= Problem statement =
Can you rewrite the items from the start through the line containing "cell-phone: 13823888886 xyxy=(1359,323,1454,449)", putting "modify-button" wherever "edit-button" appears and leaving everything else unchanged?

= The data =
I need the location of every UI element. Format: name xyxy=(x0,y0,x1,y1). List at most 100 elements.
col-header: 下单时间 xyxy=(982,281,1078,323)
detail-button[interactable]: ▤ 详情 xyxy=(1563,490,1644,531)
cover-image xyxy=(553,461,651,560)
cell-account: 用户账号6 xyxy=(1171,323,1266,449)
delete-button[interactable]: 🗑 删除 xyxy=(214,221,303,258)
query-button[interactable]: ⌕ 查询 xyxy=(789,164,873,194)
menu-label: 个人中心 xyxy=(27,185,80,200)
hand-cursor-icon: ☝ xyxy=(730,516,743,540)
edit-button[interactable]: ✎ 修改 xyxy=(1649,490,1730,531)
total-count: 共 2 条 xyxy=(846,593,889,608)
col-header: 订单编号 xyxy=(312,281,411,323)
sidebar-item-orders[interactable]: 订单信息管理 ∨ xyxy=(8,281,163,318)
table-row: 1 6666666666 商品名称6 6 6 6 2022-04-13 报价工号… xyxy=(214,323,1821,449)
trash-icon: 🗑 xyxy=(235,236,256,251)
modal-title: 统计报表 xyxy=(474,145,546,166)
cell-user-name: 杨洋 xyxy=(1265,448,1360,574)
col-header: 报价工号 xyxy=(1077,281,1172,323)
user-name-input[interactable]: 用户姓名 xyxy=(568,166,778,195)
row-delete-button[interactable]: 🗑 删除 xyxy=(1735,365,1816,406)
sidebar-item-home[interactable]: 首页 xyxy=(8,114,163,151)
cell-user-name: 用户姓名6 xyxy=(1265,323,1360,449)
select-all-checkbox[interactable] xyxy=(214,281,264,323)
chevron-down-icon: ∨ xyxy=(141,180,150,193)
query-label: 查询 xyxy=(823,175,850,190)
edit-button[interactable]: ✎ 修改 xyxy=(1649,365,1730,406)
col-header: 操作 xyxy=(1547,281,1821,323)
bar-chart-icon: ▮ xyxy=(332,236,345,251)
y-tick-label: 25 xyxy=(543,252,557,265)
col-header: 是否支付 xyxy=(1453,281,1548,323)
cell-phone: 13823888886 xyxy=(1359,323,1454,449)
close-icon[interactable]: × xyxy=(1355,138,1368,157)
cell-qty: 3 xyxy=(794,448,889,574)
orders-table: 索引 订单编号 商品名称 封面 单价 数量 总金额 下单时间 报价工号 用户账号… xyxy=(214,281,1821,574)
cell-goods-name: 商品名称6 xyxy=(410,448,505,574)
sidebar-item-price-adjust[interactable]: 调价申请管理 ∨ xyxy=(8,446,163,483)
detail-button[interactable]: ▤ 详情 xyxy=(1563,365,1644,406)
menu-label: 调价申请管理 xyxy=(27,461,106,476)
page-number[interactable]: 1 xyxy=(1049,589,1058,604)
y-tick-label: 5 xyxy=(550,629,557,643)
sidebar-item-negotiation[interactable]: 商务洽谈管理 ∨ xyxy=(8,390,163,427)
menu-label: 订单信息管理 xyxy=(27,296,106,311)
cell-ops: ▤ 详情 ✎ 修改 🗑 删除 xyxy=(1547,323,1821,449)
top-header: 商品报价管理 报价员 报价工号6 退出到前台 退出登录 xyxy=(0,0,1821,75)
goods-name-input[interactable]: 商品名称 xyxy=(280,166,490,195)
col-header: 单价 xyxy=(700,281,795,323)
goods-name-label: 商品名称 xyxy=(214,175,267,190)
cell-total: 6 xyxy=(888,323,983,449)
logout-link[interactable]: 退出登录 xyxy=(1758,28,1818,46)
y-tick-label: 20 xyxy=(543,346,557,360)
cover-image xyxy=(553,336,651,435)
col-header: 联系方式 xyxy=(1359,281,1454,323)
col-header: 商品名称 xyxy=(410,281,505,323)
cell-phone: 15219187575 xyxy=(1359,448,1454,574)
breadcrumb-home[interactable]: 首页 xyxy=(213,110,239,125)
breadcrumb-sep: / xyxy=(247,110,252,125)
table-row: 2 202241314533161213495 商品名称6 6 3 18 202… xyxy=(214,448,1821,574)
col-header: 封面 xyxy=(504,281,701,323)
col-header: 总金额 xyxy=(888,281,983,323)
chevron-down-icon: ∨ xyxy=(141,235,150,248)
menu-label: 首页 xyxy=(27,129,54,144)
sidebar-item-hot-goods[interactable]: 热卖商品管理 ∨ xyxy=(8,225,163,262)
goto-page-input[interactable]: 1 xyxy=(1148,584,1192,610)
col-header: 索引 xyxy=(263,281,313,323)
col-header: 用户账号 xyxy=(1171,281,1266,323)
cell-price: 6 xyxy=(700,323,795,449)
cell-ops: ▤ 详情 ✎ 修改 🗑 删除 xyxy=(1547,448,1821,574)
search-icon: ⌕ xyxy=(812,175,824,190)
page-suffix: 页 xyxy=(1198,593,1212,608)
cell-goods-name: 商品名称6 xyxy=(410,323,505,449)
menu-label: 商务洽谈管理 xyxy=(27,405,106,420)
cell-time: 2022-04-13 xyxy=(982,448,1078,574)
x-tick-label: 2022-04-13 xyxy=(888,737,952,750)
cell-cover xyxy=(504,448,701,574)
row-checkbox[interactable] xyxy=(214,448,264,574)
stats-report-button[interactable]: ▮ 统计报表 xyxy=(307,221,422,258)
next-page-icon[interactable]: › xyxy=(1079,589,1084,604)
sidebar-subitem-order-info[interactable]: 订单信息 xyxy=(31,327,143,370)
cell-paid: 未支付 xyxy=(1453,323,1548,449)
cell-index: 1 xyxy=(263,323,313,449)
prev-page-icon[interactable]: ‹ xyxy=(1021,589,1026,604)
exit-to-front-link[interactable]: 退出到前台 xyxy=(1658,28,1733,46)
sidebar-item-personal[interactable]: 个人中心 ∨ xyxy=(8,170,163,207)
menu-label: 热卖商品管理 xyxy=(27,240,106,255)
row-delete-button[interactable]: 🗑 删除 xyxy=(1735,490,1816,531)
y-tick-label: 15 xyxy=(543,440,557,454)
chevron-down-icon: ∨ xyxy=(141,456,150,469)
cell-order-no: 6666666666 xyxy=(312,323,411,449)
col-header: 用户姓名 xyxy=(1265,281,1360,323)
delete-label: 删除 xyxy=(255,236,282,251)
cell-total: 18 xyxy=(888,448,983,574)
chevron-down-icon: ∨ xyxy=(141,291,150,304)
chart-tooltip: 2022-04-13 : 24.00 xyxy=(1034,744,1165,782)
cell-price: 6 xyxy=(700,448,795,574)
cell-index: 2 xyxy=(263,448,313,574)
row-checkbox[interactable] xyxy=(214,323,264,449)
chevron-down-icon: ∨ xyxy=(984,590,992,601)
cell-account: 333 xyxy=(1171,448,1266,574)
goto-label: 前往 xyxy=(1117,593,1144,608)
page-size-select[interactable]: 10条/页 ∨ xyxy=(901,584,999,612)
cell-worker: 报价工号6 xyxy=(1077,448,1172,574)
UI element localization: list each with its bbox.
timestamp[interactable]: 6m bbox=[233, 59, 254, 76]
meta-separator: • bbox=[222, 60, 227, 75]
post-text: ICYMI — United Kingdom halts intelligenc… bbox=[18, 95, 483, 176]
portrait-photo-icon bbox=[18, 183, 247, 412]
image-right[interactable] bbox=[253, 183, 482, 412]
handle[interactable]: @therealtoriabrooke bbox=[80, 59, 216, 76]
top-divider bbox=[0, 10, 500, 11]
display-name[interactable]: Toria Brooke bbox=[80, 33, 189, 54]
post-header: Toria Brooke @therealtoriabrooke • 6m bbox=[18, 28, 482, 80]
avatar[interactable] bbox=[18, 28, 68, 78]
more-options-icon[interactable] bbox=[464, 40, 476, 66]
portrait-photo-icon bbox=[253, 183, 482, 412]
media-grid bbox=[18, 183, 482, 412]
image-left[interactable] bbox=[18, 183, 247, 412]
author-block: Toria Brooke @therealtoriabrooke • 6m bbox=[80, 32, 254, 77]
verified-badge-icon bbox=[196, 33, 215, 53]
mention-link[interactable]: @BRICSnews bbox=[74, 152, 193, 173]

= Result of this task =
I need the location of every UI element. Format: name xyxy=(x0,y0,x1,y1). List at most 100 elements.
col-header: 下单时间 xyxy=(982,281,1078,323)
detail-button[interactable]: ▤ 详情 xyxy=(1563,490,1644,531)
cover-image xyxy=(553,461,651,560)
cell-account: 用户账号6 xyxy=(1171,323,1266,449)
delete-button[interactable]: 🗑 删除 xyxy=(214,221,303,258)
query-button[interactable]: ⌕ 查询 xyxy=(789,164,873,194)
menu-label: 个人中心 xyxy=(27,185,80,200)
hand-cursor-icon: ☝ xyxy=(730,516,743,540)
modify-button[interactable]: ✎ 修改 xyxy=(1649,490,1730,531)
total-count: 共 2 条 xyxy=(846,593,889,608)
col-header: 订单编号 xyxy=(312,281,411,323)
sidebar-item-orders[interactable]: 订单信息管理 ∨ xyxy=(8,281,163,318)
table-row: 1 6666666666 商品名称6 6 6 6 2022-04-13 报价工号… xyxy=(214,323,1821,449)
trash-icon: 🗑 xyxy=(235,236,256,251)
modal-title: 统计报表 xyxy=(474,145,546,166)
cell-user-name: 杨洋 xyxy=(1265,448,1360,574)
col-header: 报价工号 xyxy=(1077,281,1172,323)
user-name-input[interactable]: 用户姓名 xyxy=(568,166,778,195)
row-delete-button[interactable]: 🗑 删除 xyxy=(1735,365,1816,406)
sidebar-item-home[interactable]: 首页 xyxy=(8,114,163,151)
cell-user-name: 用户姓名6 xyxy=(1265,323,1360,449)
select-all-checkbox[interactable] xyxy=(214,281,264,323)
chevron-down-icon: ∨ xyxy=(141,180,150,193)
query-label: 查询 xyxy=(823,175,850,190)
modify-button[interactable]: ✎ 修改 xyxy=(1649,365,1730,406)
col-header: 操作 xyxy=(1547,281,1821,323)
bar-chart-icon: ▮ xyxy=(332,236,345,251)
y-tick-label: 25 xyxy=(543,252,557,265)
col-header: 是否支付 xyxy=(1453,281,1548,323)
cell-phone: 13823888886 xyxy=(1359,323,1454,449)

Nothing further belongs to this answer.